GOAL >> Look through the entries below and count the lines with the word "péricarde" in them; give only the number.

[Begin EXCERPTED DATA]

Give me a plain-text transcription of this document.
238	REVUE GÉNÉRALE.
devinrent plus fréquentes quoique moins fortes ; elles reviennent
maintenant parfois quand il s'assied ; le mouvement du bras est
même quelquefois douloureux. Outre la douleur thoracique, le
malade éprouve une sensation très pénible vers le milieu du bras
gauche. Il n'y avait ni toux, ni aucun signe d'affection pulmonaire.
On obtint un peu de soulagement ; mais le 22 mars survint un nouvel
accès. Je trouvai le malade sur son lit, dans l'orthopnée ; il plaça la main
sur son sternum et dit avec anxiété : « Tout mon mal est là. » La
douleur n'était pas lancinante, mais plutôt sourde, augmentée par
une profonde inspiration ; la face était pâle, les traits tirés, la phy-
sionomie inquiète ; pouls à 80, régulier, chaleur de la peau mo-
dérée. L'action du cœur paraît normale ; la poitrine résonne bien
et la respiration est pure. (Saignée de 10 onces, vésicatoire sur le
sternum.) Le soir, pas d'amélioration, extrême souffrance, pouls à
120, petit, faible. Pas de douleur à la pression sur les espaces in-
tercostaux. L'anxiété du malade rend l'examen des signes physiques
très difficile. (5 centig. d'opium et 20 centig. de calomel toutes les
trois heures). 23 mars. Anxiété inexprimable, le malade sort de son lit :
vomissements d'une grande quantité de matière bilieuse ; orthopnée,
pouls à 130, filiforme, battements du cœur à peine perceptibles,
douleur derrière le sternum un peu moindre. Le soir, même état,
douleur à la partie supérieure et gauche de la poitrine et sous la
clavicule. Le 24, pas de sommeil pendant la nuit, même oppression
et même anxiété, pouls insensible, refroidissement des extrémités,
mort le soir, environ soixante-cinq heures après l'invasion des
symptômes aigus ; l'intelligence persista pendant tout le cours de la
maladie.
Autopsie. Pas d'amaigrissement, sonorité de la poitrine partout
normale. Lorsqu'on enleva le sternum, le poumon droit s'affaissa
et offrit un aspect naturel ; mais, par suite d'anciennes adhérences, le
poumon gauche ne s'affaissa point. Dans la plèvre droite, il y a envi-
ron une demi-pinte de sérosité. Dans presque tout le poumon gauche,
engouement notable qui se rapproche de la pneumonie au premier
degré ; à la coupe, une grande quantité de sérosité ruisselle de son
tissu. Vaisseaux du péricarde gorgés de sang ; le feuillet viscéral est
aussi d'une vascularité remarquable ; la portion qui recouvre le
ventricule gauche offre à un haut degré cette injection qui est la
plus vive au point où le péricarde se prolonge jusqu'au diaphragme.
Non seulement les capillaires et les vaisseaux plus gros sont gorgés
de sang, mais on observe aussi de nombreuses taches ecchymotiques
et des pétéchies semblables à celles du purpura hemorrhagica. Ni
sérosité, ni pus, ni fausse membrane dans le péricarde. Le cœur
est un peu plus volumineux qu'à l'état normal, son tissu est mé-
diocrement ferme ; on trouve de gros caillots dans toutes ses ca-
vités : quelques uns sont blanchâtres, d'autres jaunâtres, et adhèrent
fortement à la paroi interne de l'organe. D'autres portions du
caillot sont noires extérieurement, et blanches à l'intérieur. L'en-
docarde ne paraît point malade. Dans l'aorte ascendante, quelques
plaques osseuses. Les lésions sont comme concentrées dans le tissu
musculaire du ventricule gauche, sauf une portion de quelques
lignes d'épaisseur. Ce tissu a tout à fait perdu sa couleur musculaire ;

[End EXCERPTED DATA]

EXERCISE RESULT >> 3